Dataset rows about figures
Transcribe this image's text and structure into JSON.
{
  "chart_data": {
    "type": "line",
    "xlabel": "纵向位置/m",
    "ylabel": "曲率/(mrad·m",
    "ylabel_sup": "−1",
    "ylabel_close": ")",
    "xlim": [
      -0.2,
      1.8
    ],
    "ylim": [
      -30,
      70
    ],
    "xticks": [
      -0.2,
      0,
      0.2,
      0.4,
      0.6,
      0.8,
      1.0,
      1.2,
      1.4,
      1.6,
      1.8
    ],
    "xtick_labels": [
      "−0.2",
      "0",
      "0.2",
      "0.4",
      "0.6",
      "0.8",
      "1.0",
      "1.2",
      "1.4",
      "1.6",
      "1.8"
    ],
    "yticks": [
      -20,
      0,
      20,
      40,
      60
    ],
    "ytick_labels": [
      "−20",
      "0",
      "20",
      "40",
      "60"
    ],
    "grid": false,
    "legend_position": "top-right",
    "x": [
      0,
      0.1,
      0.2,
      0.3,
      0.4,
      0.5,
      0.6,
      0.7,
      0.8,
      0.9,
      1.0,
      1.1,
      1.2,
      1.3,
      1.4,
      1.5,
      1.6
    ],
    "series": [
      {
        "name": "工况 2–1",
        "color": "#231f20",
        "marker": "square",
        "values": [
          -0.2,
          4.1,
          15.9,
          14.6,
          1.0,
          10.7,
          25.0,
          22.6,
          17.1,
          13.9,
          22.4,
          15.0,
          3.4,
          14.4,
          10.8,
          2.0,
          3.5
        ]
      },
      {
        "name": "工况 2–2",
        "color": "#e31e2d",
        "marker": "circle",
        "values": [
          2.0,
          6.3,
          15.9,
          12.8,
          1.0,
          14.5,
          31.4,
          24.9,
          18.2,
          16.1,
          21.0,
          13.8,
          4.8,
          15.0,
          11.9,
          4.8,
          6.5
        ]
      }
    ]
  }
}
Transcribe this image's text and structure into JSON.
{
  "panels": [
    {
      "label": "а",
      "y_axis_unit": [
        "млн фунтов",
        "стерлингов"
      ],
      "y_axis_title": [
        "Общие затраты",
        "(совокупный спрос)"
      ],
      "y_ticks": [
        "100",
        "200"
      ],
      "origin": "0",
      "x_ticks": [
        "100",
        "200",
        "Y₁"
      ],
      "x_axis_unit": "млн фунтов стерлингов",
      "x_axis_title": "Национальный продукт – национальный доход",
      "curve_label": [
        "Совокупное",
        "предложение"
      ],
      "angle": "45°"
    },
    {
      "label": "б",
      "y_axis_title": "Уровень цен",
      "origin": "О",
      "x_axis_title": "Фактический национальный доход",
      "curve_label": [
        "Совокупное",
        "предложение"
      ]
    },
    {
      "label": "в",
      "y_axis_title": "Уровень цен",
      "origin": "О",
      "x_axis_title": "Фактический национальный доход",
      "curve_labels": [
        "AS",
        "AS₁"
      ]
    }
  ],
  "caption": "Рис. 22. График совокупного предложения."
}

Directive ::
Each entry is to be returned in full, character for character.

Exercise result ::
Transcribe this image's text and structure into JSON.
{
  "chart_data": {
    "type": "line",
    "xlabel": "纵向位置/m",
    "ylabel": "曲率/(mrad·m",
    "ylabel_sup": "−1",
    "ylabel_close": ")",
    "xlim": [
      -0.2,
      1.8
    ],
    "ylim": [
      -30,
      70
    ],
    "xticks": [
      -0.2,
      0,
      0.2,
      0.4,
      0.6,
      0.8,
      1.0,
      1.2,
      1.4,
      1.6,
      1.8
    ],
    "xtick_labels": [
      "−0.2",
      "0",
      "0.2",
      "0.4",
      "0.6",
      "0.8",
      "1.0",
      "1.2",
      "1.4",
      "1.6",
      "1.8"
    ],
    "yticks": [
      -20,
      0,
      20,
      40,
      60
    ],
    "ytick_labels": [
      "−20",
      "0",
      "20",
      "40",
      "60"
    ],
    "grid": false,
    "legend_position": "top-right",
    "x": [
      0,
      0.1,
      0.2,
      0.3,
      0.4,
      0.5,
      0.6,
      0.7,
      0.8,
      0.9,
      1.0,
      1.1,
      1.2,
      1.3,
      1.4,
      1.5,
      1.6
    ],
    "series": [
      {
        "name": "工况 2–1",
        "color": "#231f20",
        "marker": "square",
        "values": [
          -0.2,
          4.1,
          15.9,
          14.6,
          1.0,
          10.7,
          25.0,
          22.6,
          17.1,
          13.9,
          22.4,
          15.0,
          3.4,
          14.4,
          10.8,
          2.0,
          3.5
        ]
      },
      {
        "name": "工况 2–2",
        "color": "#e31e2d",
        "marker": "circle",
        "values": [
          2.0,
          6.3,
          15.9,
          12.8,
          1.0,
          14.5,
          31.4,
          24.9,
          18.2,
          16.1,
          21.0,
          13.8,
          4.8,
          15.0,
          11.9,
          4.8,
          6.5
        ]
      }
    ]
  }
}
Transcribe this image's text and structure into JSON.
{
  "panels": [
    {
      "label": "а",
      "y_axis_unit": [
        "млн фунтов",
        "стерлингов"
      ],
      "y_axis_title": [
        "Общие затраты",
        "(совокупный спрос)"
      ],
      "y_ticks": [
        "100",
        "200"
      ],
      "origin": "0",
      "x_ticks": [
        "100",
        "200",
        "Y₁"
      ],
      "x_axis_unit": "млн фунтов стерлингов",
      "x_axis_title": "Национальный продукт – национальный доход",
      "curve_label": [
        "Совокупное",
        "предложение"
      ],
      "angle": "45°"
    },
    {
      "label": "б",
      "y_axis_title": "Уровень цен",
      "origin": "О",
      "x_axis_title": "Фактический национальный доход",
      "curve_label": [
        "Совокупное",
        "предложение"
      ]
    },
    {
      "label": "в",
      "y_axis_title": "Уровень цен",
      "origin": "О",
      "x_axis_title": "Фактический национальный доход",
      "curve_labels": [
        "AS",
        "AS₁"
      ]
    }
  ],
  "caption": "Рис. 22. График совокупного предложения."
}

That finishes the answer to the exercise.